» **Input material**

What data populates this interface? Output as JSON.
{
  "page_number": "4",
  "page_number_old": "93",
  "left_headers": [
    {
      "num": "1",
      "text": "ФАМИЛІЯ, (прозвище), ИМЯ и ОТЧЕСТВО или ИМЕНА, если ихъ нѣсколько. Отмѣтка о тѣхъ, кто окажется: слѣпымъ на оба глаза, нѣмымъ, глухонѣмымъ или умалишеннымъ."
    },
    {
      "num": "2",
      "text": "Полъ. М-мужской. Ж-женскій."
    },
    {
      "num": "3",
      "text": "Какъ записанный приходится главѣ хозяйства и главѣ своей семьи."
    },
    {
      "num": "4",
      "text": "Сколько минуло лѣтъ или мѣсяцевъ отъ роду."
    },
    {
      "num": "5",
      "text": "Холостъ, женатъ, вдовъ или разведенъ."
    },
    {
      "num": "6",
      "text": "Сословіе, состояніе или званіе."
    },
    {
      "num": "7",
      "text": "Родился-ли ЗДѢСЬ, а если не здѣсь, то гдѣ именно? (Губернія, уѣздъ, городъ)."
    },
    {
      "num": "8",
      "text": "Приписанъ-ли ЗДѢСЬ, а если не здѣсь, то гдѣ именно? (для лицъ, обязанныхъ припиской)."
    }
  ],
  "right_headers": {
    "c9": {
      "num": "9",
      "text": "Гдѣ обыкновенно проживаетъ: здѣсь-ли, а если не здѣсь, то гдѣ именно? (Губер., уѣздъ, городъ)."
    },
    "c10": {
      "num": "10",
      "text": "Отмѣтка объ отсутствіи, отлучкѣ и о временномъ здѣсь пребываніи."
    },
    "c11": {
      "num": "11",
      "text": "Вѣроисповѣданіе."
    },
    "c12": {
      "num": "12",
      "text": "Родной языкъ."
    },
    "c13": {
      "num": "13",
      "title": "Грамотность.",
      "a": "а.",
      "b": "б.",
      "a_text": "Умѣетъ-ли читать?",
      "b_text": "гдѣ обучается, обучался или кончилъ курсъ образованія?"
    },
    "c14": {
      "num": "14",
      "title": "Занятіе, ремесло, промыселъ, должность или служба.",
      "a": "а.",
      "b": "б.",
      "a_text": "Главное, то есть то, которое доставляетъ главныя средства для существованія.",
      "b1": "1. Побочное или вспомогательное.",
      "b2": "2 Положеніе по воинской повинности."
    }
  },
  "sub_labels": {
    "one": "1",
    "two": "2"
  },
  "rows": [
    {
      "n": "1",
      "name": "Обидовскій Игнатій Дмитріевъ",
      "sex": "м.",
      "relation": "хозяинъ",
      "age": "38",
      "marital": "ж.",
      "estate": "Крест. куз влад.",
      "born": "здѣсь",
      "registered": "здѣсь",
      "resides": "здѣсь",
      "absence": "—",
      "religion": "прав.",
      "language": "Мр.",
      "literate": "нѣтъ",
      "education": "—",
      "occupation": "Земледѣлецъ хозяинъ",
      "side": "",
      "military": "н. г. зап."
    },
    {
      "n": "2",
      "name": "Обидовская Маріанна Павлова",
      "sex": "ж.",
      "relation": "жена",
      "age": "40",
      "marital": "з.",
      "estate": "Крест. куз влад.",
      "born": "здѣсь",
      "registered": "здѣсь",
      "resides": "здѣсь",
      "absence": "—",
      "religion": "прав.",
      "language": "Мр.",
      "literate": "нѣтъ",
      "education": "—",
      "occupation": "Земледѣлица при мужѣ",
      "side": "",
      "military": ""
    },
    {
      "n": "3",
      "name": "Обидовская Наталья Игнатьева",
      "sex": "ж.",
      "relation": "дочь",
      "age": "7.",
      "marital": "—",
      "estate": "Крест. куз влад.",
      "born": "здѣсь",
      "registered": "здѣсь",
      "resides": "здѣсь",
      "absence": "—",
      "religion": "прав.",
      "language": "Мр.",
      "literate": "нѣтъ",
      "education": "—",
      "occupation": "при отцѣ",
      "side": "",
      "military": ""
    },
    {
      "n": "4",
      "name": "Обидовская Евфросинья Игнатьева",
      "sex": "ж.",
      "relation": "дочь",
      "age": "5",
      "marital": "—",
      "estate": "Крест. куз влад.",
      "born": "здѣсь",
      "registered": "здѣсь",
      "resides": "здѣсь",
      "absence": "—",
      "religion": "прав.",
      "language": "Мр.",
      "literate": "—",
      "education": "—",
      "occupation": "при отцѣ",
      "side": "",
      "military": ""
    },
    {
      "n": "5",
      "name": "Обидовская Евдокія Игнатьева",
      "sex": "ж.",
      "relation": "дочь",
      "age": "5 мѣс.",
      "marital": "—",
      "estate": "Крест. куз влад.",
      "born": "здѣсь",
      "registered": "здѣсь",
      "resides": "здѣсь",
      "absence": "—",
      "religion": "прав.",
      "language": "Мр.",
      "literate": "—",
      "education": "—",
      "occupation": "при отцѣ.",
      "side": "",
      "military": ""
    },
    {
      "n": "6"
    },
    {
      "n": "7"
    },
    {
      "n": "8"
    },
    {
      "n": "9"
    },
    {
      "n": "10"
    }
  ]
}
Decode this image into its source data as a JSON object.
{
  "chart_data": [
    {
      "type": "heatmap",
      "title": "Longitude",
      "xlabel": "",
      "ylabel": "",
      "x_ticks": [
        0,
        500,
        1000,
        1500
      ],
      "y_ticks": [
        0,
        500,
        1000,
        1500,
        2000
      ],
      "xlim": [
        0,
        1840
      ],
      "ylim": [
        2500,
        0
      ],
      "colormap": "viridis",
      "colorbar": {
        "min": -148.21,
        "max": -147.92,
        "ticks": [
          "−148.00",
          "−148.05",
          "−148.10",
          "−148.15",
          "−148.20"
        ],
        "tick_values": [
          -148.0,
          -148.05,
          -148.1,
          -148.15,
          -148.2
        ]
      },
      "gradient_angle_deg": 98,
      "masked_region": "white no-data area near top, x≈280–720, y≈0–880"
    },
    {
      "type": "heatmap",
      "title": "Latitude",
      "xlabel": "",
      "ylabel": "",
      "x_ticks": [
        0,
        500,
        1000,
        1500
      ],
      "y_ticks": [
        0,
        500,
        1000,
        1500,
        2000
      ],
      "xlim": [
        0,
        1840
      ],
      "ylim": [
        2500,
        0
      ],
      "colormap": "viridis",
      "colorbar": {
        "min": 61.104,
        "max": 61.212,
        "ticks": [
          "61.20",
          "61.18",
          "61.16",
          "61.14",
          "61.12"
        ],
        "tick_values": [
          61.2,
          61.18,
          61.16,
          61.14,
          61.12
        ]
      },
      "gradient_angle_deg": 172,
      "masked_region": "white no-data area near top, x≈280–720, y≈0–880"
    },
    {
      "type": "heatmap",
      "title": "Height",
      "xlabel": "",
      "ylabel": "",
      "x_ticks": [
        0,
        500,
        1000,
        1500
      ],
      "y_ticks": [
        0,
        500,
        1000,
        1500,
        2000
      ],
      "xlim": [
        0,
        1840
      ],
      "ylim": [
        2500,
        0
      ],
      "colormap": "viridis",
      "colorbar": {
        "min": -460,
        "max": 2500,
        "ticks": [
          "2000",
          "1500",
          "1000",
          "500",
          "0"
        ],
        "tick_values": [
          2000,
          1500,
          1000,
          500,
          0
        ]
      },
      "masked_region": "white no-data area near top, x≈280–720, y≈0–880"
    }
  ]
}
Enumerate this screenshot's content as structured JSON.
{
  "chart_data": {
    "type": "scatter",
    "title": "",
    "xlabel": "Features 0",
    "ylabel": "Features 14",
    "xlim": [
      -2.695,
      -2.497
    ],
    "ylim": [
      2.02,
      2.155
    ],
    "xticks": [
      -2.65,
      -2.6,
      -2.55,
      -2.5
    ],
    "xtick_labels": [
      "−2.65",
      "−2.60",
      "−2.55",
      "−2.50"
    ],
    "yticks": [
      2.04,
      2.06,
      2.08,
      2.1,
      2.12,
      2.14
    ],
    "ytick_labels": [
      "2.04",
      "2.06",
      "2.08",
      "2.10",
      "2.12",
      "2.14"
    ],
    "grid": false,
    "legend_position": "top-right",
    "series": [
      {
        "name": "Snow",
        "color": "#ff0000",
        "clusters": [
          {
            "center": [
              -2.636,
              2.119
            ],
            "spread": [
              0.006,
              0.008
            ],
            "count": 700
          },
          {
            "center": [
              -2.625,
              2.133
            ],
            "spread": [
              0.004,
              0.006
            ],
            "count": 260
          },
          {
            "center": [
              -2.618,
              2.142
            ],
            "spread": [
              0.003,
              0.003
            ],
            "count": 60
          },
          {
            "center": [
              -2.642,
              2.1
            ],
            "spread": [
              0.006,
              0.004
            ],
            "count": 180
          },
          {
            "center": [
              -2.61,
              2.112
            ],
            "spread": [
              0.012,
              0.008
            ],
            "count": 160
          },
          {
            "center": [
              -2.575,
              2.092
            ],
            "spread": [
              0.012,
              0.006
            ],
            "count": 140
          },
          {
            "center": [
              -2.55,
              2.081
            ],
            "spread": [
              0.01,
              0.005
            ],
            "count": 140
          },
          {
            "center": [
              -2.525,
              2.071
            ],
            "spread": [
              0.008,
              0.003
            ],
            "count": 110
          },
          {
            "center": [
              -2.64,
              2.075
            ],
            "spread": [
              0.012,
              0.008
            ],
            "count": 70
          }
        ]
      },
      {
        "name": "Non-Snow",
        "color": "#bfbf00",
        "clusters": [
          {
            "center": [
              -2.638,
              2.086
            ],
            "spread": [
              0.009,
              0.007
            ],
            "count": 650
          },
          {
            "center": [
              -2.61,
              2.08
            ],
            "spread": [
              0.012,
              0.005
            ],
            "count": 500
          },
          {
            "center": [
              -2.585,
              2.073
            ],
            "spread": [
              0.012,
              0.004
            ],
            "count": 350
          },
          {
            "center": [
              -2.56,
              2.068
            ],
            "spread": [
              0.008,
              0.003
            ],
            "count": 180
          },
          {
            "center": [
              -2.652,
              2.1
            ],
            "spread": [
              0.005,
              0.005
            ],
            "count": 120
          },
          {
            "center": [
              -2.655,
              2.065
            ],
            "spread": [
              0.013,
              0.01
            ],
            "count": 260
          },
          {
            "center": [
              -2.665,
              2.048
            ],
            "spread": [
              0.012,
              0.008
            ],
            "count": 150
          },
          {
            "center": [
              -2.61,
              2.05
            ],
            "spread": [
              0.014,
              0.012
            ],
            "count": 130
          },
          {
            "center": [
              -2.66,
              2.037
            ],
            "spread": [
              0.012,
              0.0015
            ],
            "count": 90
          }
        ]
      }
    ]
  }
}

» **Instructions for the task**
Search the data above for the word "Features", then gather each line in which it appears.

» **The solution**
    "xlabel": "Features 0",
    "ylabel": "Features 14",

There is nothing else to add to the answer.